Records for this exercise:
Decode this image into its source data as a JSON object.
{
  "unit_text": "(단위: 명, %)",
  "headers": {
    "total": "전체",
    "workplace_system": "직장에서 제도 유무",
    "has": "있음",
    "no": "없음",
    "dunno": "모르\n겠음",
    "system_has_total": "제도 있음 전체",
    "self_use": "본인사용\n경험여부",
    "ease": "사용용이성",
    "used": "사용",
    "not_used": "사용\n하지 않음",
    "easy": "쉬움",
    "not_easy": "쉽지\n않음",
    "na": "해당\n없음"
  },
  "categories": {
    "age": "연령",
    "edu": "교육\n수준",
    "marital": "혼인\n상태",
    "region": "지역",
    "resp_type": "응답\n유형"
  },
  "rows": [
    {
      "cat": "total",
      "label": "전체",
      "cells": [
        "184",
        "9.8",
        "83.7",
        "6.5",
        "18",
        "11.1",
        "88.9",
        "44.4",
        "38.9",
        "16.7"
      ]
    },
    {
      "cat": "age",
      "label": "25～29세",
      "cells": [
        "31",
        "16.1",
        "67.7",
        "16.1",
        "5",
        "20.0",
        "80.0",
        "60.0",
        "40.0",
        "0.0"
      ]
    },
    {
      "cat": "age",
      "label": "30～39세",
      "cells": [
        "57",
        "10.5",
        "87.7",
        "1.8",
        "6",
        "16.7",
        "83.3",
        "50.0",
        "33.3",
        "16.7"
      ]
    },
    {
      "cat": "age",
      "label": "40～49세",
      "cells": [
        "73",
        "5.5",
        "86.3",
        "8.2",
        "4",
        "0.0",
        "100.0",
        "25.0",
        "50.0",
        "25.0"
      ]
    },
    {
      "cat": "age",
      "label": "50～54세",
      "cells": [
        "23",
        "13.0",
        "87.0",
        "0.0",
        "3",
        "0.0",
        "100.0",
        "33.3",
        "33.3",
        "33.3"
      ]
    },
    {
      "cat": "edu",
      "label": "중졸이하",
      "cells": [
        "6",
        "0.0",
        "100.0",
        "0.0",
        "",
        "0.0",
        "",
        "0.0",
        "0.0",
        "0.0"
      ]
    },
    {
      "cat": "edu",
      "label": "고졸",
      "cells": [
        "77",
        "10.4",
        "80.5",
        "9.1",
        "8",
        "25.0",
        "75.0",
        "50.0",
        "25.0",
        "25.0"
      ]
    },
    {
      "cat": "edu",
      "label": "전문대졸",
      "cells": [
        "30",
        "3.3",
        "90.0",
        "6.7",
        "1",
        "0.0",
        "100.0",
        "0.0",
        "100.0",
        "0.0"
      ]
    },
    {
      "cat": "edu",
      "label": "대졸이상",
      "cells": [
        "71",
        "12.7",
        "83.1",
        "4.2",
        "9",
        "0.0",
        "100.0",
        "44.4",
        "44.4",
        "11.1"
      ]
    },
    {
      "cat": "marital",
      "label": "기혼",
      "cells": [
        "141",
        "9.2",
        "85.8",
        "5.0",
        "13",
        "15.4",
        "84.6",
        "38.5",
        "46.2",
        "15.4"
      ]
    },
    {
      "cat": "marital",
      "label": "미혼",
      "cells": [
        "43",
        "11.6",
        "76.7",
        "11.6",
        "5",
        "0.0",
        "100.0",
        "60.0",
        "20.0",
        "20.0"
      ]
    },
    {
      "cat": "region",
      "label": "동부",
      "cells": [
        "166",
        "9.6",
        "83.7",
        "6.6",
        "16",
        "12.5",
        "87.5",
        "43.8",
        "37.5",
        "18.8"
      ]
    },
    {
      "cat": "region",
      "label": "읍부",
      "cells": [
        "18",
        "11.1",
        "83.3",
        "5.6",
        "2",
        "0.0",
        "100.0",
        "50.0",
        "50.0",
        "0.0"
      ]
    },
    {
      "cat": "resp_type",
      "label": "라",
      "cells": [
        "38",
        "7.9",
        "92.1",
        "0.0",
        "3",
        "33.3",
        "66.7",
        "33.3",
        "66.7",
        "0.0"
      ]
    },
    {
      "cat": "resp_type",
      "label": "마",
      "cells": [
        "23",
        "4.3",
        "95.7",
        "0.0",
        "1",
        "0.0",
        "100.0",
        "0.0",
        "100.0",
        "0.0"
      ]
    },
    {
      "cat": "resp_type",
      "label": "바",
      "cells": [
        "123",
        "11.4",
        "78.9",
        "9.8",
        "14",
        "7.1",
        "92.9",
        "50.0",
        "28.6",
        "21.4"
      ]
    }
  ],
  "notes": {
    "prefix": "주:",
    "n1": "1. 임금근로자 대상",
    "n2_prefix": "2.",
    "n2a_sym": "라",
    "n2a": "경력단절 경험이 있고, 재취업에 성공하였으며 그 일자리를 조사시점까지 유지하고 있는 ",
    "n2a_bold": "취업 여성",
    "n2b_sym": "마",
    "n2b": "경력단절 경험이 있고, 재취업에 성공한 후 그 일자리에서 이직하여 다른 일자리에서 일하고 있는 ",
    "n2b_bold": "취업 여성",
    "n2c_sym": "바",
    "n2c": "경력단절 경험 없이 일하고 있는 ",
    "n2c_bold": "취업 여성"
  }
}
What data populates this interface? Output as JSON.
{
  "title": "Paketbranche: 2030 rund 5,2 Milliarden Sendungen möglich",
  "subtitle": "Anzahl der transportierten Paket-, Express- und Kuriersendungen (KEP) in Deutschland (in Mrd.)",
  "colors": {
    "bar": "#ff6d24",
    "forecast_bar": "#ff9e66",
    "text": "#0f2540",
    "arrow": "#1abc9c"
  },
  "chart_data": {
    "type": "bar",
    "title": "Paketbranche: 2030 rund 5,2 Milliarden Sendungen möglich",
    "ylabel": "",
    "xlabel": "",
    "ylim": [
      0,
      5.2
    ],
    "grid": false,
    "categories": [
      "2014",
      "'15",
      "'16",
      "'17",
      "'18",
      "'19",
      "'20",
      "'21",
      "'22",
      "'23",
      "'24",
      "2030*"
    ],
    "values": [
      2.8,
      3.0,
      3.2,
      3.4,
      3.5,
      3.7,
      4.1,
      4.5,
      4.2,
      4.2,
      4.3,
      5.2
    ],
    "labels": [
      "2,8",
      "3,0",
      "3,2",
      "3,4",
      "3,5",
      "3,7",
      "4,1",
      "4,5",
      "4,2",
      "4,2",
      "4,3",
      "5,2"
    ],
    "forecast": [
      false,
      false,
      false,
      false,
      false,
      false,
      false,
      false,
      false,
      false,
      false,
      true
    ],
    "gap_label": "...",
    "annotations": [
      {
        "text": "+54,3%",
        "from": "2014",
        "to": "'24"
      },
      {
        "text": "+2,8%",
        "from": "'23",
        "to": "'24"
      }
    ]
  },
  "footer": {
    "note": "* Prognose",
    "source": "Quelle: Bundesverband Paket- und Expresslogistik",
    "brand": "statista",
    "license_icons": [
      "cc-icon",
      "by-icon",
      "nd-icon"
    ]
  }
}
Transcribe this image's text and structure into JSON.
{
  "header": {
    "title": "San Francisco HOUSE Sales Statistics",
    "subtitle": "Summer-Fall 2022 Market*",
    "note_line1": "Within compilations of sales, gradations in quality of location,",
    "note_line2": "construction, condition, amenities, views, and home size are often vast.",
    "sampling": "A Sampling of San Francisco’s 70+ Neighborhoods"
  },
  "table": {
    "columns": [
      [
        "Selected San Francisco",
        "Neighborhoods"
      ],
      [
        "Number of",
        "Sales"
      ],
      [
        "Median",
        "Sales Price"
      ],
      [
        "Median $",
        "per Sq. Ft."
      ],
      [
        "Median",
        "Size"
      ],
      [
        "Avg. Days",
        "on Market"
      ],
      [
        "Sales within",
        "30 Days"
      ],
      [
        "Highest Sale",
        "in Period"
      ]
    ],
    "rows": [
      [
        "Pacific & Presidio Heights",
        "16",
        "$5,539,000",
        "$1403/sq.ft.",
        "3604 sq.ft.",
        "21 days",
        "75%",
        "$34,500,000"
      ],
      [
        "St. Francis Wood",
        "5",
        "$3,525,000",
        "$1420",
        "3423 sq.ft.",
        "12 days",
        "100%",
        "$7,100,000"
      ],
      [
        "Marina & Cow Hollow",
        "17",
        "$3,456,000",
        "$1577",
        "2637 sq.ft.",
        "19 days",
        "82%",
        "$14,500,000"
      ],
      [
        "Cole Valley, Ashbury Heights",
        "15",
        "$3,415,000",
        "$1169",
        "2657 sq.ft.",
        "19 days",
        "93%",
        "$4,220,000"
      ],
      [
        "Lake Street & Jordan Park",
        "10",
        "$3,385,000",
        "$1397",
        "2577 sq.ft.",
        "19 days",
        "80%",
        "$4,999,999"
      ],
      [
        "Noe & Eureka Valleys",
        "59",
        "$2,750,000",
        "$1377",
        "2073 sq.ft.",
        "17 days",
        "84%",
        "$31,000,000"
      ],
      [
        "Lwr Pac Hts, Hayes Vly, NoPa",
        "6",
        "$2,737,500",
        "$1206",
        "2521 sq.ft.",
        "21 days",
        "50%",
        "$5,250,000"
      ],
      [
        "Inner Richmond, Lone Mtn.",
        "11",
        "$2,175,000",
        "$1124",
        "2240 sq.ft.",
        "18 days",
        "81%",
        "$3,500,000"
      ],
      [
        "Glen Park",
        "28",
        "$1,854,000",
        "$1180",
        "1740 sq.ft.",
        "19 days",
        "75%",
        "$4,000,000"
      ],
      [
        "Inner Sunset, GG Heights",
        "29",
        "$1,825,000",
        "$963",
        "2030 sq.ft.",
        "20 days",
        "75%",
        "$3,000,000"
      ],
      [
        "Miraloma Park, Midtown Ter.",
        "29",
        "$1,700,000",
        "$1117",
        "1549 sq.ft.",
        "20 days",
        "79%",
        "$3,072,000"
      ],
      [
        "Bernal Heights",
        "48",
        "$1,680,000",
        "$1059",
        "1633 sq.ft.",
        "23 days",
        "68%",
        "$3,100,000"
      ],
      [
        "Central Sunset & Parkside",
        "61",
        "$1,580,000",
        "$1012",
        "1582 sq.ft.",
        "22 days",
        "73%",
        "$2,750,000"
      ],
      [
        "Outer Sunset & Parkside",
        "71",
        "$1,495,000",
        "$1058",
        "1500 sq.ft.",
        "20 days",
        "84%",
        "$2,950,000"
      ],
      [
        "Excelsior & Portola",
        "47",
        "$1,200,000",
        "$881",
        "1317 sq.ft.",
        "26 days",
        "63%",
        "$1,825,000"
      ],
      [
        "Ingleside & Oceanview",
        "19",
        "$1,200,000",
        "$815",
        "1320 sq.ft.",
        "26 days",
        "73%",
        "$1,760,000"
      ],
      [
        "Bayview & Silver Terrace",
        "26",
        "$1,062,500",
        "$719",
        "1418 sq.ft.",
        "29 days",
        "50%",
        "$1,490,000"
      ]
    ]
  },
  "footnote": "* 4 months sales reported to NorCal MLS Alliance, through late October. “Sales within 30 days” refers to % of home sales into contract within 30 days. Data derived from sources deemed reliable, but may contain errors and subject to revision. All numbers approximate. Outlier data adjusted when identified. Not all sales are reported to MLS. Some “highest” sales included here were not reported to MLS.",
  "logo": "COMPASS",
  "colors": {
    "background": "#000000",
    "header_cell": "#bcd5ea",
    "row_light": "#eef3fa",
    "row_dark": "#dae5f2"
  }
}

Problem requirements:
In the records above, find each line holding "Heights" and copy it.

Result for this task:
        "Pacific & Presidio Heights",
        "Cole Valley, Ashbury Heights",
        "Inner Sunset, GG Heights",
        "Bernal Heights",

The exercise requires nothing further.